Within the material below, find each line bearing the word "Температура" and present it.

Supplied entries –
+--

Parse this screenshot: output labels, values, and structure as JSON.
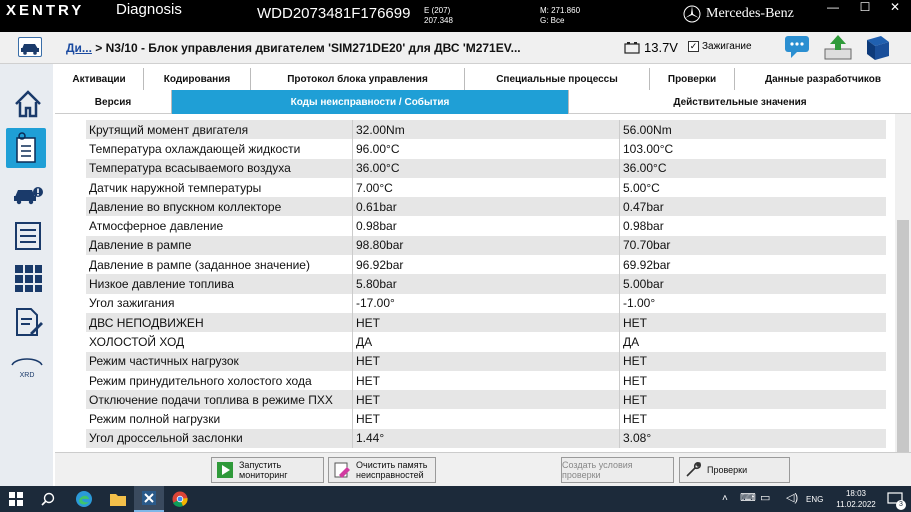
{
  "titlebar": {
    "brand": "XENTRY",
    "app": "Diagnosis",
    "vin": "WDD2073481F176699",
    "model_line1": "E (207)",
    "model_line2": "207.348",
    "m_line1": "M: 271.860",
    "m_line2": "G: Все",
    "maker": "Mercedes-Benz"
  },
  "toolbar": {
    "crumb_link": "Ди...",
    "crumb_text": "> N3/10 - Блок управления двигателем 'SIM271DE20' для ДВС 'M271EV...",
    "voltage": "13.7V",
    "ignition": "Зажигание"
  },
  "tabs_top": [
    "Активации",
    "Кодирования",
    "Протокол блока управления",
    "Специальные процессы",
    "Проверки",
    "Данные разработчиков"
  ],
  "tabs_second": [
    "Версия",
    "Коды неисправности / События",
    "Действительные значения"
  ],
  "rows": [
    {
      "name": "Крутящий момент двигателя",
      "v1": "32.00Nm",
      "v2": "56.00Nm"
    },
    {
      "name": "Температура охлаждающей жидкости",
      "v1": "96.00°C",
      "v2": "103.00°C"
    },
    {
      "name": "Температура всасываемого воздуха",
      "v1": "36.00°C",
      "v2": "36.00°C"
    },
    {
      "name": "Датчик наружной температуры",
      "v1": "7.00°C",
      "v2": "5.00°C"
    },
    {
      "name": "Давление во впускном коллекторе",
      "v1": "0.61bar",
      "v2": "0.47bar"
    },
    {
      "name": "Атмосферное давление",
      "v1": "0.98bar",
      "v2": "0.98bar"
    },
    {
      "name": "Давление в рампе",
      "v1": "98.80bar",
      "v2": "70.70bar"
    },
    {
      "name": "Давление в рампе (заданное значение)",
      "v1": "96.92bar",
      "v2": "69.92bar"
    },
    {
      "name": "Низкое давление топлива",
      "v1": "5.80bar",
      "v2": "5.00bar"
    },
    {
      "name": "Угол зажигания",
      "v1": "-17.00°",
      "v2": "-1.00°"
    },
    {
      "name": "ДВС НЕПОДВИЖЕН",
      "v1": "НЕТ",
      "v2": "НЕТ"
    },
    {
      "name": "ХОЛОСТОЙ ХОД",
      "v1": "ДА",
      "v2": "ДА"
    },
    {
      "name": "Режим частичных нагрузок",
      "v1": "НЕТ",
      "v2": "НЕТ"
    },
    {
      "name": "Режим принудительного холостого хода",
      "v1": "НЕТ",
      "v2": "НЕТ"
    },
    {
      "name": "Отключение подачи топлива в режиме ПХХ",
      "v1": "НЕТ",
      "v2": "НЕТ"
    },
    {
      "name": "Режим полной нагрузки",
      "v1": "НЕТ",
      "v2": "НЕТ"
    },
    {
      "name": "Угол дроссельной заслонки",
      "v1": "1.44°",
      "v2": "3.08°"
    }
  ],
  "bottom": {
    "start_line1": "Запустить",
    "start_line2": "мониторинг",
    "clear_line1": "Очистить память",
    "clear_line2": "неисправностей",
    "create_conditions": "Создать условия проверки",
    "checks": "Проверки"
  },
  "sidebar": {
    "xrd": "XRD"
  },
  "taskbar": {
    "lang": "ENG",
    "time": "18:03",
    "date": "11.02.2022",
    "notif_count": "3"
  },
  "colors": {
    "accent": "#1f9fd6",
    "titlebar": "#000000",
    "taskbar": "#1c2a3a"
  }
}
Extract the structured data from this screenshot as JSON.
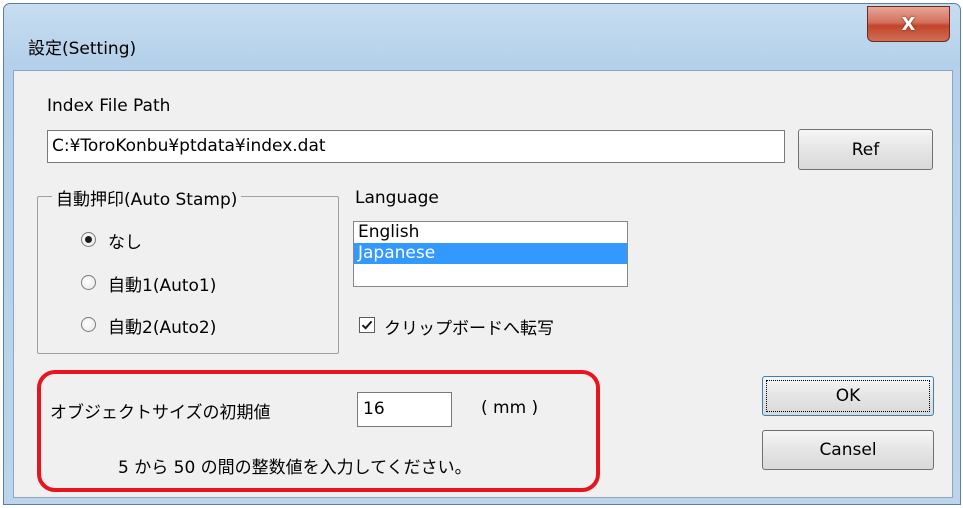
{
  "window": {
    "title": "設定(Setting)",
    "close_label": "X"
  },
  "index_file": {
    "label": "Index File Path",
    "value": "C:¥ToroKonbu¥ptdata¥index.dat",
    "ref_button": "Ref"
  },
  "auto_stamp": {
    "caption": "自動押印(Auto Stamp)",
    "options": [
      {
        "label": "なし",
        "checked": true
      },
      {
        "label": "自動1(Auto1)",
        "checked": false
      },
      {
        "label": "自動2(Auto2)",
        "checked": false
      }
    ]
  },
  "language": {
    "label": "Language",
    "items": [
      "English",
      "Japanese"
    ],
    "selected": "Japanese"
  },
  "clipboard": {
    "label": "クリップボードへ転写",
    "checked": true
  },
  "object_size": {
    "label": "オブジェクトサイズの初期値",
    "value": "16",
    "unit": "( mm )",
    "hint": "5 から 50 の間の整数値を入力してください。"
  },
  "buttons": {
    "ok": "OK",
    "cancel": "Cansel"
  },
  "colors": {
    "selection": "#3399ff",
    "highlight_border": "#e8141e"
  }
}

+--

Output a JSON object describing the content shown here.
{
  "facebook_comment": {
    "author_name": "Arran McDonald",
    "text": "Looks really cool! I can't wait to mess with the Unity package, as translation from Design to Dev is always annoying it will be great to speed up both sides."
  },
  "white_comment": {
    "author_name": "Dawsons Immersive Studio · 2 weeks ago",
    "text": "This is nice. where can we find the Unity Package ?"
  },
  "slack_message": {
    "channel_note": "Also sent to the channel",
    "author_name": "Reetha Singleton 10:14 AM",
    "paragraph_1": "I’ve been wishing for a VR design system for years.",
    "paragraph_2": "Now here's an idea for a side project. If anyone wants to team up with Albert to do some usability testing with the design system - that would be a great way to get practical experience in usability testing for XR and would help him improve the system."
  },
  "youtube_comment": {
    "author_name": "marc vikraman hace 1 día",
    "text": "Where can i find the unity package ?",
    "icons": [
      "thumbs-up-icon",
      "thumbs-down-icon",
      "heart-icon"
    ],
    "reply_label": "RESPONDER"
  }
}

+--

Result of the task –
      "name": "Температура охлаждающей жидкости",
      "name": "Температура всасываемого воздуха",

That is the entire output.